* _Given problem_
Every line below that mentions the word "Tree" should be copied out.

* _Dataset extract_
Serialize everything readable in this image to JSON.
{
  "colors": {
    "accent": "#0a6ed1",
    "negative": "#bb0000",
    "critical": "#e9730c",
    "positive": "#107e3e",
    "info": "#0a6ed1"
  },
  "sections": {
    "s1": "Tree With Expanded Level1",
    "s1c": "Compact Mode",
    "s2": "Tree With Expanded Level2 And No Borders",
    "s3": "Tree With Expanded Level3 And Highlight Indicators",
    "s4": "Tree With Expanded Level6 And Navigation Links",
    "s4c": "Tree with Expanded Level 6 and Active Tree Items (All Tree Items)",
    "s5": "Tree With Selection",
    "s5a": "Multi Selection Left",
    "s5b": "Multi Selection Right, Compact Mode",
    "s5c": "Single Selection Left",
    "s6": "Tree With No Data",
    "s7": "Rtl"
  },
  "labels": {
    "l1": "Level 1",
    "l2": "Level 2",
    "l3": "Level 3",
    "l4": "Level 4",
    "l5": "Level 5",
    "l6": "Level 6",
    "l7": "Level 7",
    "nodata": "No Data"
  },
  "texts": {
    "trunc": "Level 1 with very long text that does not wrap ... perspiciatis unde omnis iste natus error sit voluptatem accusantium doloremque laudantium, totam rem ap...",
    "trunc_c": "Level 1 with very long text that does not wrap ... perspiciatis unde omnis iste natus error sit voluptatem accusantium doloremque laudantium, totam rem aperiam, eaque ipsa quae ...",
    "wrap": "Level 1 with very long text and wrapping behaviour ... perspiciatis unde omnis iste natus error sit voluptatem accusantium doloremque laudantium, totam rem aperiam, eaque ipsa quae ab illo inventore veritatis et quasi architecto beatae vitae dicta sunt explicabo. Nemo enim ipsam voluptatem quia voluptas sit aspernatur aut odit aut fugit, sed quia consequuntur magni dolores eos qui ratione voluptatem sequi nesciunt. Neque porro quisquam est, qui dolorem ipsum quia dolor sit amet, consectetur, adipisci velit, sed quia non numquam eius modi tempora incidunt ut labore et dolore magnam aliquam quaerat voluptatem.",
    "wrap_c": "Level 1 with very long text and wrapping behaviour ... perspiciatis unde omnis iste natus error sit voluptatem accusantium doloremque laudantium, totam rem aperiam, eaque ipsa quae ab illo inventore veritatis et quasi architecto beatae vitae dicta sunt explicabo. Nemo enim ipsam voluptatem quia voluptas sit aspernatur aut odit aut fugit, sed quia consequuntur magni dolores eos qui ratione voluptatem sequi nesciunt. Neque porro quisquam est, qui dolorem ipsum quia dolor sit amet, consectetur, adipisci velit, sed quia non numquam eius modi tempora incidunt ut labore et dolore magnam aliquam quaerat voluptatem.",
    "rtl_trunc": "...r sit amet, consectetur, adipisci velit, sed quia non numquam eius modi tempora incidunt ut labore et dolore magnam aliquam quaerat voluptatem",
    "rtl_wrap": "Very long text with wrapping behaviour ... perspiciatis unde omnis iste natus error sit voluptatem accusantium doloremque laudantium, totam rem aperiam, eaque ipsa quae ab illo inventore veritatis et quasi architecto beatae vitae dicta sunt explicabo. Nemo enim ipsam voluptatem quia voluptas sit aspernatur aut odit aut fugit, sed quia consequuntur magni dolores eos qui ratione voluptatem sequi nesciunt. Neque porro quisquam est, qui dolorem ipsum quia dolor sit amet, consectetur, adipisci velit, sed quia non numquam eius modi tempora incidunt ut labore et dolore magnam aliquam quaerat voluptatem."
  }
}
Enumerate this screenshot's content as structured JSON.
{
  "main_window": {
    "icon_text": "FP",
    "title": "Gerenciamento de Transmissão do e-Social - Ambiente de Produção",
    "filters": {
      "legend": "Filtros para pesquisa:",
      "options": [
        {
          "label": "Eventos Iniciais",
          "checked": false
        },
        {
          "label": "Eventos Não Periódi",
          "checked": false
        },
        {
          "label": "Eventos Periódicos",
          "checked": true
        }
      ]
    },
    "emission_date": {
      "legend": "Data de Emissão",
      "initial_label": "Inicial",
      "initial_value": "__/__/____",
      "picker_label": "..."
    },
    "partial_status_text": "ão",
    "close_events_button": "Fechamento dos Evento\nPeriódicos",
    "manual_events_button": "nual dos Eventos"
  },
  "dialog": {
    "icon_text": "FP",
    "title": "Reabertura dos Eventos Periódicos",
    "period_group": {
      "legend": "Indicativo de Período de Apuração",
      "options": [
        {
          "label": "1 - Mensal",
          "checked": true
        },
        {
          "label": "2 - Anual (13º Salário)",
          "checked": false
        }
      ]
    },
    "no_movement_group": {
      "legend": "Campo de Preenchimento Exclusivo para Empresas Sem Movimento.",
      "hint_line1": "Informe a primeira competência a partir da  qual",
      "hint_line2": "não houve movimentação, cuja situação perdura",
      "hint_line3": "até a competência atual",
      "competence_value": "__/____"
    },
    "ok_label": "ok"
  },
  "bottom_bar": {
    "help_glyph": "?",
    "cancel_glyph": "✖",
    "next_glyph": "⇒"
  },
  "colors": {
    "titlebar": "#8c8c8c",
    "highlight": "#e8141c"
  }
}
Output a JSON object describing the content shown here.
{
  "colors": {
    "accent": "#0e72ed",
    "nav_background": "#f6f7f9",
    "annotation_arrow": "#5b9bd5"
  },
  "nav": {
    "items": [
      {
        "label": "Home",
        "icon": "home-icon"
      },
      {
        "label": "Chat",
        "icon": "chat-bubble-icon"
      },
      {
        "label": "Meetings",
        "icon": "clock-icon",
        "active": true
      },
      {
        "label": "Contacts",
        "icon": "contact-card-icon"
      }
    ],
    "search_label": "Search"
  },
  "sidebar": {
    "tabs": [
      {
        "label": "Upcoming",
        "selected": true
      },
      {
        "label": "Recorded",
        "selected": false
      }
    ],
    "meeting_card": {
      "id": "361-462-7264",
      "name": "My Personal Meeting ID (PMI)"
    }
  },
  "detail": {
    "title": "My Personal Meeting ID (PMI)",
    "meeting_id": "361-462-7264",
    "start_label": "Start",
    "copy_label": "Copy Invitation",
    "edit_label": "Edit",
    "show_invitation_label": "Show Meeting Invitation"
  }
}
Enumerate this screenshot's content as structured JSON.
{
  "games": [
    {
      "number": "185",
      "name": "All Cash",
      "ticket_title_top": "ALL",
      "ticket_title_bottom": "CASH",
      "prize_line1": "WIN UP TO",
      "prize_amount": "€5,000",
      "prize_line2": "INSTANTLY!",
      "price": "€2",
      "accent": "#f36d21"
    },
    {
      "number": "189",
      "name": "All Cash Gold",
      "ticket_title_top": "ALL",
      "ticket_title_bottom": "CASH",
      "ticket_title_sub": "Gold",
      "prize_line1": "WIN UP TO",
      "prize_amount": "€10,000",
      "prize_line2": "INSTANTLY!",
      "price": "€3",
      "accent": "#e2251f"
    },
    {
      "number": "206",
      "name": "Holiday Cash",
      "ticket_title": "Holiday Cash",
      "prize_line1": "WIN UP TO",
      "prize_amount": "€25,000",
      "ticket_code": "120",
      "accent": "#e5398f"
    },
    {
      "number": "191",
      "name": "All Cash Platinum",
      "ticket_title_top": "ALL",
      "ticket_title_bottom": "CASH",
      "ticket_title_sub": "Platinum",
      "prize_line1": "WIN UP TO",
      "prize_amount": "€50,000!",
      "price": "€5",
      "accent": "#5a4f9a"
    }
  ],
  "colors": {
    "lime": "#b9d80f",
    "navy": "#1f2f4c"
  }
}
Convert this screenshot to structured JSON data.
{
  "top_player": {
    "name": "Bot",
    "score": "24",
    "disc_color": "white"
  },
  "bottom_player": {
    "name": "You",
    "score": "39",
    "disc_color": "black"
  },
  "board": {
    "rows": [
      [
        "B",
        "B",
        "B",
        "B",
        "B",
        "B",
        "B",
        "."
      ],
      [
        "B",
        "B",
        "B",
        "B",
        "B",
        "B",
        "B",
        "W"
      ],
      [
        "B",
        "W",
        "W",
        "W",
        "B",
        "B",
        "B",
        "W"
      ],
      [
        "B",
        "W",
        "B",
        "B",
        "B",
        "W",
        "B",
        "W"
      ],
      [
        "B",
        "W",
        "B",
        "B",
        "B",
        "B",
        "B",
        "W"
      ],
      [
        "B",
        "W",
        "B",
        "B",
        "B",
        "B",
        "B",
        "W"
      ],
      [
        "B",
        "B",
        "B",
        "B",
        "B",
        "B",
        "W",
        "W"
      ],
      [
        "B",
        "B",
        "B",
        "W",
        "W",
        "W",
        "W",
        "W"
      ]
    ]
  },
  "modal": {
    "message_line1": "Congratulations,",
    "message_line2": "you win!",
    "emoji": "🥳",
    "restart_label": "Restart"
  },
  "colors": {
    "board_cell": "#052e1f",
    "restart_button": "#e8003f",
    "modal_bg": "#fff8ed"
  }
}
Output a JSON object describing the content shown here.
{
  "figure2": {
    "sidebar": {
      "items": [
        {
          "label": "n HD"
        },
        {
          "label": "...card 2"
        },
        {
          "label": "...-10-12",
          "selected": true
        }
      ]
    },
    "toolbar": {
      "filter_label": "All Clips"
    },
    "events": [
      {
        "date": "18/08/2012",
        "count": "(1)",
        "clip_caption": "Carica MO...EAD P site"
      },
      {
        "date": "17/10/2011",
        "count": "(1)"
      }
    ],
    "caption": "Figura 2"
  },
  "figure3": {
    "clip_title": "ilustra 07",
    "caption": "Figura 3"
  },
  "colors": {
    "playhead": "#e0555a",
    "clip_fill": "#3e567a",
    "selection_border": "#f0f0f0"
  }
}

* _The reply_
    "s1": "Tree With Expanded Level1",
    "s2": "Tree With Expanded Level2 And No Borders",
    "s3": "Tree With Expanded Level3 And Highlight Indicators",
    "s4": "Tree With Expanded Level6 And Navigation Links",
    "s4c": "Tree with Expanded Level 6 and Active Tree Items (All Tree Items)",
    "s5": "Tree With Selection",
    "s6": "Tree With No Data",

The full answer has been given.